§ **SHORT EXERCISE**
Each line of the listing must be transcribed exactly, except for the images, which should be excluded.

--- START INFORMATION SHOWN ---

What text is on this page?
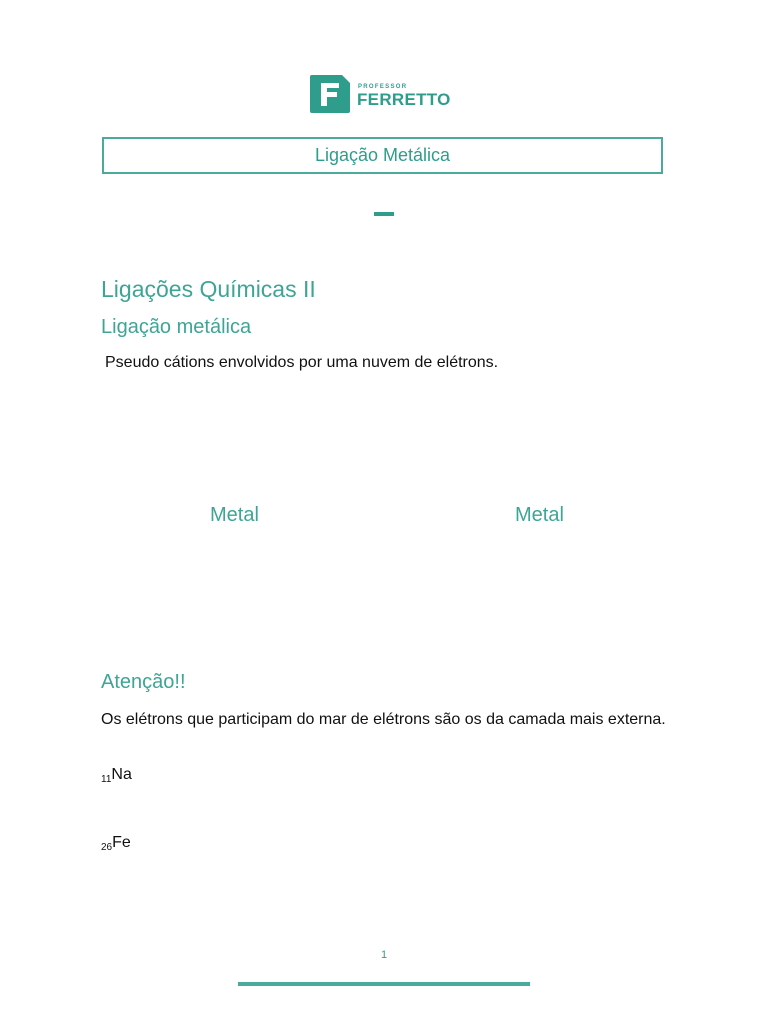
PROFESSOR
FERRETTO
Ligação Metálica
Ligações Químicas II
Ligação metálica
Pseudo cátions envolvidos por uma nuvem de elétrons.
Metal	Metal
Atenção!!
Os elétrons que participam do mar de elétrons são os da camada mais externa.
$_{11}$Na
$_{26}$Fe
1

--- END INFORMATION SHOWN ---

§ **SOLUTION FOR THIS PROBLEM**
What text is on this page?
PROFESSOR
FERRETTO
Ligação Metálica
Ligações Químicas II
Ligação metálica
Pseudo cátions envolvidos por uma nuvem de elétrons.
Metal	Metal
Atenção!!
Os elétrons que participam do mar de elétrons são os da camada mais externa.
$_{11}$Na
$_{26}$Fe
1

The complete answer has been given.